[START MATERIAL TO PROCESS]
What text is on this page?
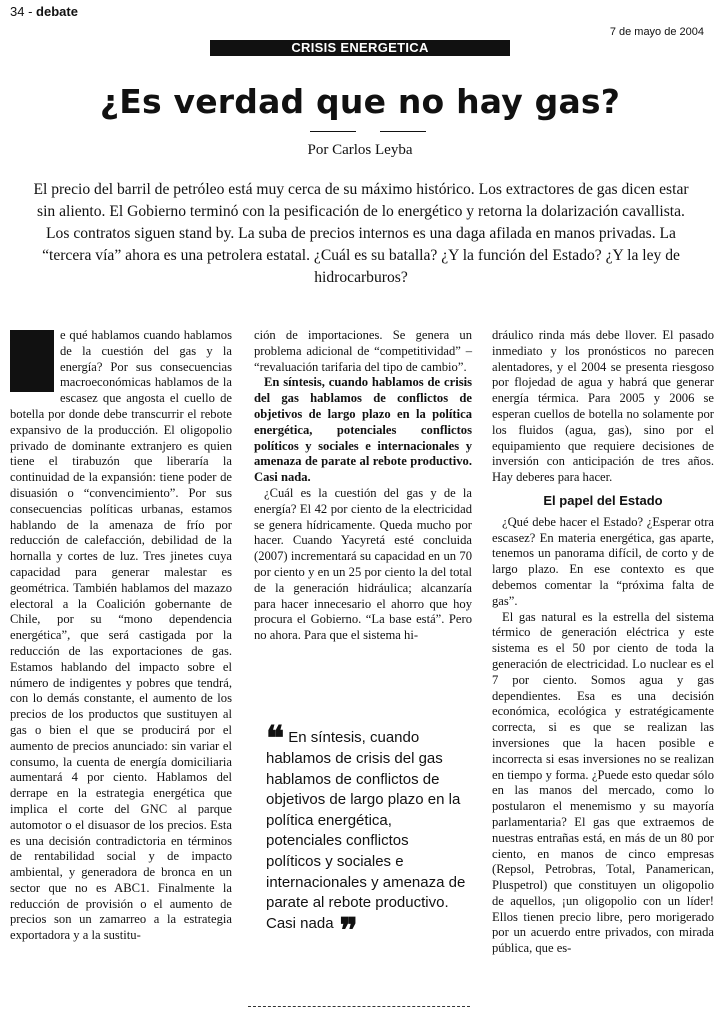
34 - debate
7 de mayo de 2004
CRISIS ENERGETICA
¿Es verdad que no hay gas?
Por Carlos Leyba
El precio del barril de petróleo está muy cerca de su máximo histórico. Los extractores de gas dicen estar sin aliento. El Gobierno terminó con la pesificación de lo energético y retorna la dolarización cavallista. Los contratos siguen stand by. La suba de precios internos es una daga afilada en manos privadas. La “tercera vía” ahora es una petrolera estatal. ¿Cuál es su batalla? ¿Y la función del Estado? ¿Y la ley de hidrocarburos?
D	e qué hablamos cuando hablamos de la cuestión del gas y la energía? Por sus consecuencias macroeconómicas hablamos de la escasez que angosta el cuello de botella por donde debe transcurrir el rebote expansivo de la producción. El oligopolio privado de dominante extranjero es quien tiene el tirabuzón que liberaría la continuidad de la expansión: tiene poder de disuasión o “convencimiento”. Por sus consecuencias políticas urbanas, estamos hablando de la amenaza de frío por reducción de calefacción, debilidad de la hornalla y cortes de luz. Tres jinetes cuya capacidad para generar malestar es geométrica. También hablamos del mazazo electoral a la Coalición gobernante de Chile, por su “mono dependencia energética”, que será castigada por la reducción de las exportaciones de gas. Estamos hablando del impacto sobre el número de indigentes y pobres que tendrá, con lo demás constante, el aumento de los precios de los productos que sustituyen al gas o bien el que se producirá por el aumento de precios anunciado: sin variar el consumo, la cuenta de energía domiciliaria aumentará 4 por ciento. Hablamos del derrape en la estrategia energética que implica el corte del GNC al parque automotor o el disuasor de los precios. Esta es una decisión contradictoria en términos de rentabilidad social y de impacto ambiental, y generadora de bronca en un sector que no es ABC1. Finalmente la reducción de provisión o el aumento de precios son un zamarreo a la estrategia exportadora y a la sustitu-

ción de importaciones. Se genera un problema adicional de “competitividad” – “revaluación tarifaria del tipo de cambio”.

En síntesis, cuando hablamos de crisis del gas hablamos de conflictos de objetivos de largo plazo en la política energética, potenciales conflictos políticos y sociales e internacionales y amenaza de parate al rebote productivo. Casi nada.

¿Cuál es la cuestión del gas y de la energía? El 42 por ciento de la electricidad se genera hídricamente. Queda mucho por hacer. Cuando Yacyretá esté concluida (2007) incrementará su capacidad en un 70 por ciento y en un 25 por ciento la del total de la generación hidráulica; alcanzaría para hacer innecesario el ahorro que hoy procura el Gobierno. “La base está”. Pero no ahora. Para que el sistema hi-

❝ En síntesis, cuando hablamos de crisis del gas hablamos de conflictos de objetivos de largo plazo en la política energética, potenciales conflictos políticos y sociales e internacionales y amenaza de parate al rebote productivo. Casi nada ❞

dráulico rinda más debe llover. El pasado inmediato y los pronósticos no parecen alentadores, y el 2004 se presenta riesgoso por flojedad de agua y habrá que generar energía térmica. Para 2005 y 2006 se esperan cuellos de botella no solamente por los fluidos (agua, gas), sino por el equipamiento que requiere decisiones de inversión con anticipación de tres años. Hay deberes para hacer.

El papel del Estado

¿Qué debe hacer el Estado? ¿Esperar otra escasez? En materia energética, gas aparte, tenemos un panorama difícil, de corto y de largo plazo. En ese contexto es que debemos comentar la “próxima falta de gas”.

El gas natural es la estrella del sistema térmico de generación eléctrica y este sistema es el 50 por ciento de toda la generación de electricidad. Lo nuclear es el 7 por ciento. Somos agua y gas dependientes. Esa es una decisión económica, ecológica y estratégicamente correcta, si es que se realizan las inversiones que la hacen posible e incorrecta si esas inversiones no se realizan en tiempo y forma. ¿Puede esto quedar sólo en las manos del mercado, como lo postularon el menemismo y su mayoría parlamentaria? El gas que extraemos de nuestras entrañas está, en más de un 80 por ciento, en manos de cinco empresas (Repsol, Petrobras, Total, Panamerican, Pluspetrol) que constituyen un oligopolio de aquellos, ¡un oligopolio con un líder! Ellos tienen precio libre, pero morigerado por un acuerdo entre privados, con mirada pública, que es-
[END MATERIAL TO PROCESS]
### [WHAT TO WORK ON]
Return each full line of the entries that contains the word "Casi".

### [RESPONSE BELOW]
En síntesis, cuando hablamos de crisis del gas hablamos de conflictos de objetivos de largo plazo en la política energética, potenciales conflictos políticos y sociales e internacionales y amenaza de parate al rebote productivo. Casi nada.
❝ En síntesis, cuando hablamos de crisis del gas hablamos de conflictos de objetivos de largo plazo en la política energética, potenciales conflictos políticos y sociales e internacionales y amenaza de parate al rebote productivo. Casi nada ❞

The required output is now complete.